==== Source data ====

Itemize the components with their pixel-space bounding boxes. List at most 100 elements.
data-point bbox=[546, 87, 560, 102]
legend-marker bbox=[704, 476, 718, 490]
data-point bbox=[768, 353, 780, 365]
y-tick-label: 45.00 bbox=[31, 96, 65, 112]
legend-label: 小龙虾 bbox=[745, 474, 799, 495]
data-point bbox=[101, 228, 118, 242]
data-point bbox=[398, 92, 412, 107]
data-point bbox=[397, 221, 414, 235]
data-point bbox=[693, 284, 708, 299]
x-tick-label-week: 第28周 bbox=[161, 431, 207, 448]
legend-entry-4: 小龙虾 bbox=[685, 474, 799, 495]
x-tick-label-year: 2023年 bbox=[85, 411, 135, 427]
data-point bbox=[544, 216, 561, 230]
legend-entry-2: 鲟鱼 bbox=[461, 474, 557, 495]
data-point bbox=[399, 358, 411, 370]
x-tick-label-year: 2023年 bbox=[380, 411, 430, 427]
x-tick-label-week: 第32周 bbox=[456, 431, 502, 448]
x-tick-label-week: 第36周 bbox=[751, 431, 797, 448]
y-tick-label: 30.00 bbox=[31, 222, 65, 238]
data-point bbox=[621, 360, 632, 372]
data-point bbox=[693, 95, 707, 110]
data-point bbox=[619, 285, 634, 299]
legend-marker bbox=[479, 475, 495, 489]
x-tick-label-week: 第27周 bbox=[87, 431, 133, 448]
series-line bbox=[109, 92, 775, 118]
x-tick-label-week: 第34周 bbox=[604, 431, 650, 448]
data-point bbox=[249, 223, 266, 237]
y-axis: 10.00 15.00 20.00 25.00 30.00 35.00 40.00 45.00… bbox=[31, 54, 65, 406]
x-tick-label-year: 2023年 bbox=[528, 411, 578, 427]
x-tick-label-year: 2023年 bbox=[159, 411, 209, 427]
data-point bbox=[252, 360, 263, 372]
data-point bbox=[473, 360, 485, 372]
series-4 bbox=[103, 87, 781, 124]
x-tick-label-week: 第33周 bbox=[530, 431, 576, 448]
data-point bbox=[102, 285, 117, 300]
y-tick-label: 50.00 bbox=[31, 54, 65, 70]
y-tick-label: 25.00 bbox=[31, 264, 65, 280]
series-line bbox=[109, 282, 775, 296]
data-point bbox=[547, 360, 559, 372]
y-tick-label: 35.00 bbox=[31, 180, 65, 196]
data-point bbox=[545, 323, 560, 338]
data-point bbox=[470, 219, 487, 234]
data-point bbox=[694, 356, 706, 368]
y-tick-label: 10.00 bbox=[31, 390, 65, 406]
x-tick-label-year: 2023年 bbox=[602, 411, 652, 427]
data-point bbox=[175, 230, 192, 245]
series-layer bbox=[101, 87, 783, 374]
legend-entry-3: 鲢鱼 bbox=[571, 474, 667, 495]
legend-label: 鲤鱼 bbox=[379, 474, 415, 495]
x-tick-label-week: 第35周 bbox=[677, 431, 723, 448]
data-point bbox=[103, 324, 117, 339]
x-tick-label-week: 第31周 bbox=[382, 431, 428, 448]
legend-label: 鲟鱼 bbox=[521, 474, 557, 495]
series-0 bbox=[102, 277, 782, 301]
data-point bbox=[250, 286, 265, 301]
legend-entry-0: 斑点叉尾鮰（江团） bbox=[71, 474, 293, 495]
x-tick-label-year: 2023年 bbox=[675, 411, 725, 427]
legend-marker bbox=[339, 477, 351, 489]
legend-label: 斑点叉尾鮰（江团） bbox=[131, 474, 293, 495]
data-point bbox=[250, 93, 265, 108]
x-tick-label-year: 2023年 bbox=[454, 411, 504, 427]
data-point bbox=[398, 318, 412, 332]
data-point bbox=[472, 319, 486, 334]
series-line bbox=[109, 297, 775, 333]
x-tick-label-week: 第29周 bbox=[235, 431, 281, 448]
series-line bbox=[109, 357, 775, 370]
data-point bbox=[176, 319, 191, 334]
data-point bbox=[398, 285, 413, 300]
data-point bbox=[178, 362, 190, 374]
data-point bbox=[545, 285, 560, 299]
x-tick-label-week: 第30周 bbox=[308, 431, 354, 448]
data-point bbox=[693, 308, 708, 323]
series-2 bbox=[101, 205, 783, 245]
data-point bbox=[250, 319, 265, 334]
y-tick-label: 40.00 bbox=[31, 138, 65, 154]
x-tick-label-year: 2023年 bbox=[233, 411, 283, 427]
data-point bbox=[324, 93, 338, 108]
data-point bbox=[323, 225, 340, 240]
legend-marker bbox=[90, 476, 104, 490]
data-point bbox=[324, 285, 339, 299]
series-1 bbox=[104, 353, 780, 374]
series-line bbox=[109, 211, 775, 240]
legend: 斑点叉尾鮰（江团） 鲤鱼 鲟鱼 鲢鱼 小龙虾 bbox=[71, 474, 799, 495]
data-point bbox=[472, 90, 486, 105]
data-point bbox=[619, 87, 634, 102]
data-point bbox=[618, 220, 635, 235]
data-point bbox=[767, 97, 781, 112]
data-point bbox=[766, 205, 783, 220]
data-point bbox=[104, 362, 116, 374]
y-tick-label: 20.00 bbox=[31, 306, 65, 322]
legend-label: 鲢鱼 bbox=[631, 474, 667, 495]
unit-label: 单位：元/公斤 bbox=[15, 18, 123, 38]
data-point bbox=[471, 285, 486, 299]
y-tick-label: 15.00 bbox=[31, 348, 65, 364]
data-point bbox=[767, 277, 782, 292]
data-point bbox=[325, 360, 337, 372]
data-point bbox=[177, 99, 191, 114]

====

> **What is required**: Rewrite all the records, putting "dot" in place of every "data-point" and leaving everything else the same.

> **Finished exercise**:
Itemize the components with their pixel-space bounding boxes. List at most 100 elements.
dot bbox=[546, 87, 560, 102]
legend-marker bbox=[704, 476, 718, 490]
dot bbox=[768, 353, 780, 365]
y-tick-label: 45.00 bbox=[31, 96, 65, 112]
legend-label: 小龙虾 bbox=[745, 474, 799, 495]
dot bbox=[101, 228, 118, 242]
dot bbox=[398, 92, 412, 107]
dot bbox=[397, 221, 414, 235]
dot bbox=[693, 284, 708, 299]
x-tick-label-week: 第28周 bbox=[161, 431, 207, 448]
legend-entry-4: 小龙虾 bbox=[685, 474, 799, 495]
x-tick-label-year: 2023年 bbox=[85, 411, 135, 427]
dot bbox=[544, 216, 561, 230]
legend-entry-2: 鲟鱼 bbox=[461, 474, 557, 495]
dot bbox=[399, 358, 411, 370]
x-tick-label-year: 2023年 bbox=[380, 411, 430, 427]
x-tick-label-week: 第32周 bbox=[456, 431, 502, 448]
x-tick-label-week: 第36周 bbox=[751, 431, 797, 448]
y-tick-label: 30.00 bbox=[31, 222, 65, 238]
dot bbox=[621, 360, 632, 372]
dot bbox=[693, 95, 707, 110]
dot bbox=[619, 285, 634, 299]
legend-marker bbox=[479, 475, 495, 489]
x-tick-label-week: 第27周 bbox=[87, 431, 133, 448]
series-line bbox=[109, 92, 775, 118]
x-tick-label-week: 第34周 bbox=[604, 431, 650, 448]
dot bbox=[249, 223, 266, 237]
y-axis: 10.00 15.00 20.00 25.00 30.00 35.00 40.00 45.00… bbox=[31, 54, 65, 406]
x-tick-label-year: 2023年 bbox=[528, 411, 578, 427]
x-tick-label-year: 2023年 bbox=[159, 411, 209, 427]
dot bbox=[252, 360, 263, 372]
dot bbox=[473, 360, 485, 372]
series-4 bbox=[103, 87, 781, 124]
x-tick-label-week: 第33周 bbox=[530, 431, 576, 448]
dot bbox=[102, 285, 117, 300]
y-tick-label: 50.00 bbox=[31, 54, 65, 70]
y-tick-label: 25.00 bbox=[31, 264, 65, 280]
series-line bbox=[109, 282, 775, 296]
dot bbox=[547, 360, 559, 372]
y-tick-label: 35.00 bbox=[31, 180, 65, 196]
dot bbox=[545, 323, 560, 338]
dot bbox=[470, 219, 487, 234]
dot bbox=[694, 356, 706, 368]
y-tick-label: 10.00 bbox=[31, 390, 65, 406]
x-tick-label-year: 2023年 bbox=[602, 411, 652, 427]
dot bbox=[175, 230, 192, 245]
series-layer bbox=[101, 87, 783, 374]
legend-entry-3: 鲢鱼 bbox=[571, 474, 667, 495]
legend-label: 鲤鱼 bbox=[379, 474, 415, 495]
x-tick-label-week: 第35周 bbox=[677, 431, 723, 448]
dot bbox=[103, 324, 117, 339]
x-tick-label-week: 第31周 bbox=[382, 431, 428, 448]
legend-label: 鲟鱼 bbox=[521, 474, 557, 495]
series-0 bbox=[102, 277, 782, 301]
dot bbox=[250, 286, 265, 301]
legend-entry-0: 斑点叉尾鮰（江团） bbox=[71, 474, 293, 495]
x-tick-label-year: 2023年 bbox=[675, 411, 725, 427]
legend-marker bbox=[339, 477, 351, 489]
legend-label: 斑点叉尾鮰（江团） bbox=[131, 474, 293, 495]
dot bbox=[250, 93, 265, 108]
x-tick-label-year: 2023年 bbox=[454, 411, 504, 427]
dot bbox=[398, 318, 412, 332]
dot bbox=[472, 319, 486, 334]
series-line bbox=[109, 297, 775, 333]
x-tick-label-week: 第29周 bbox=[235, 431, 281, 448]
series-line bbox=[109, 357, 775, 370]
dot bbox=[176, 319, 191, 334]
dot bbox=[398, 285, 413, 300]
dot bbox=[178, 362, 190, 374]
dot bbox=[545, 285, 560, 299]
x-tick-label-week: 第30周 bbox=[308, 431, 354, 448]
dot bbox=[693, 308, 708, 323]
series-2 bbox=[101, 205, 783, 245]
dot bbox=[250, 319, 265, 334]
y-tick-label: 40.00 bbox=[31, 138, 65, 154]
x-tick-label-year: 2023年 bbox=[233, 411, 283, 427]
dot bbox=[324, 93, 338, 108]
dot bbox=[323, 225, 340, 240]
legend-marker bbox=[90, 476, 104, 490]
dot bbox=[324, 285, 339, 299]
series-1 bbox=[104, 353, 780, 374]
series-line bbox=[109, 211, 775, 240]
legend: 斑点叉尾鮰（江团） 鲤鱼 鲟鱼 鲢鱼 小龙虾 bbox=[71, 474, 799, 495]
dot bbox=[472, 90, 486, 105]
dot bbox=[619, 87, 634, 102]
dot bbox=[618, 220, 635, 235]
dot bbox=[767, 97, 781, 112]
dot bbox=[766, 205, 783, 220]
dot bbox=[104, 362, 116, 374]
y-tick-label: 20.00 bbox=[31, 306, 65, 322]
legend-label: 鲢鱼 bbox=[631, 474, 667, 495]
unit-label: 单位：元/公斤 bbox=[15, 18, 123, 38]
dot bbox=[471, 285, 486, 299]
y-tick-label: 15.00 bbox=[31, 348, 65, 364]
dot bbox=[767, 277, 782, 292]
dot bbox=[325, 360, 337, 372]
dot bbox=[177, 99, 191, 114]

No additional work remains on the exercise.